Dataset records
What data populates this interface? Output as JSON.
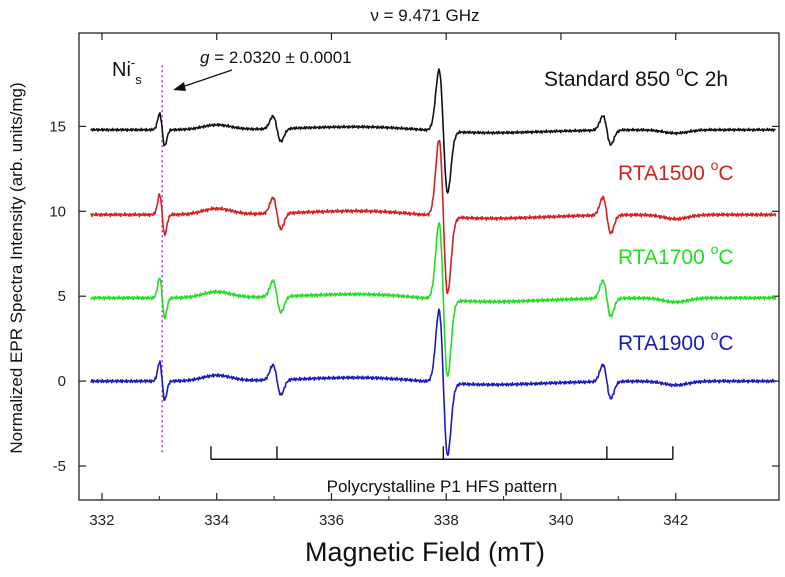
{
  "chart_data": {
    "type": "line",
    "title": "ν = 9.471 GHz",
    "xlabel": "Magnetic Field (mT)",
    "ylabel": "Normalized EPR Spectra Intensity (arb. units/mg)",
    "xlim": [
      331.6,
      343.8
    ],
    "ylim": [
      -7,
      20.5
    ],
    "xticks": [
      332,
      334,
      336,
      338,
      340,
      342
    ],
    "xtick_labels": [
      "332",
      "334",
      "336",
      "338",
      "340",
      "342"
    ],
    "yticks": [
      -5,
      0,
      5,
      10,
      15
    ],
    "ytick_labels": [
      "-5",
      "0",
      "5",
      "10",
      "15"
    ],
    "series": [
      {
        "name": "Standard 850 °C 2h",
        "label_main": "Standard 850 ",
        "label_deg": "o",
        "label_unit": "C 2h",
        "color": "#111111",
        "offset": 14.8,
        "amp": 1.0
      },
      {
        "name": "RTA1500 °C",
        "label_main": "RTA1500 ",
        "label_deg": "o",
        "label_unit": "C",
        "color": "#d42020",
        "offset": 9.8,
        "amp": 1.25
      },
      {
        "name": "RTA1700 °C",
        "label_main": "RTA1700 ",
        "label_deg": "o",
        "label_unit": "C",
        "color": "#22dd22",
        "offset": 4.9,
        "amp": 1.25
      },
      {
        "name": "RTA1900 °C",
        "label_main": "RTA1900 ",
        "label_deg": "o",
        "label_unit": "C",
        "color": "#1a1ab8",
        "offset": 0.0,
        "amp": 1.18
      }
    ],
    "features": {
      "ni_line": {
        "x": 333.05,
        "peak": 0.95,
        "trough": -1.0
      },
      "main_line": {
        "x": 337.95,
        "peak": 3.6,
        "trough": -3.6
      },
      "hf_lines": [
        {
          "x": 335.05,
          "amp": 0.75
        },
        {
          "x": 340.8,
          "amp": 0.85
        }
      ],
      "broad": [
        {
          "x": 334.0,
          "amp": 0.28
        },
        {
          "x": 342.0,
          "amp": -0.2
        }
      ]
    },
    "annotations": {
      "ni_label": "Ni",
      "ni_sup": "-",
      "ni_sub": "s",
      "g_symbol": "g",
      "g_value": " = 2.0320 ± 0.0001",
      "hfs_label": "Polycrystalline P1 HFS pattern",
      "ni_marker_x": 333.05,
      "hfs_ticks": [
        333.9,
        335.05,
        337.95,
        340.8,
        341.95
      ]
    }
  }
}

* _The task_
Print all the records again exactly; do not include any picture.

* _Solution to this problem_
What data populates this interface? Output as JSON.
{
  "chart_data": {
    "type": "line",
    "title": "ν = 9.471 GHz",
    "xlabel": "Magnetic Field (mT)",
    "ylabel": "Normalized EPR Spectra Intensity (arb. units/mg)",
    "xlim": [
      331.6,
      343.8
    ],
    "ylim": [
      -7,
      20.5
    ],
    "xticks": [
      332,
      334,
      336,
      338,
      340,
      342
    ],
    "xtick_labels": [
      "332",
      "334",
      "336",
      "338",
      "340",
      "342"
    ],
    "yticks": [
      -5,
      0,
      5,
      10,
      15
    ],
    "ytick_labels": [
      "-5",
      "0",
      "5",
      "10",
      "15"
    ],
    "series": [
      {
        "name": "Standard 850 °C 2h",
        "label_main": "Standard 850 ",
        "label_deg": "o",
        "label_unit": "C 2h",
        "color": "#111111",
        "offset": 14.8,
        "amp": 1.0
      },
      {
        "name": "RTA1500 °C",
        "label_main": "RTA1500 ",
        "label_deg": "o",
        "label_unit": "C",
        "color": "#d42020",
        "offset": 9.8,
        "amp": 1.25
      },
      {
        "name": "RTA1700 °C",
        "label_main": "RTA1700 ",
        "label_deg": "o",
        "label_unit": "C",
        "color": "#22dd22",
        "offset": 4.9,
        "amp": 1.25
      },
      {
        "name": "RTA1900 °C",
        "label_main": "RTA1900 ",
        "label_deg": "o",
        "label_unit": "C",
        "color": "#1a1ab8",
        "offset": 0.0,
        "amp": 1.18
      }
    ],
    "features": {
      "ni_line": {
        "x": 333.05,
        "peak": 0.95,
        "trough": -1.0
      },
      "main_line": {
        "x": 337.95,
        "peak": 3.6,
        "trough": -3.6
      },
      "hf_lines": [
        {
          "x": 335.05,
          "amp": 0.75
        },
        {
          "x": 340.8,
          "amp": 0.85
        }
      ],
      "broad": [
        {
          "x": 334.0,
          "amp": 0.28
        },
        {
          "x": 342.0,
          "amp": -0.2
        }
      ]
    },
    "annotations": {
      "ni_label": "Ni",
      "ni_sup": "-",
      "ni_sub": "s",
      "g_symbol": "g",
      "g_value": " = 2.0320 ± 0.0001",
      "hfs_label": "Polycrystalline P1 HFS pattern",
      "ni_marker_x": 333.05,
      "hfs_ticks": [
        333.9,
        335.05,
        337.95,
        340.8,
        341.95
      ]
    }
  }
}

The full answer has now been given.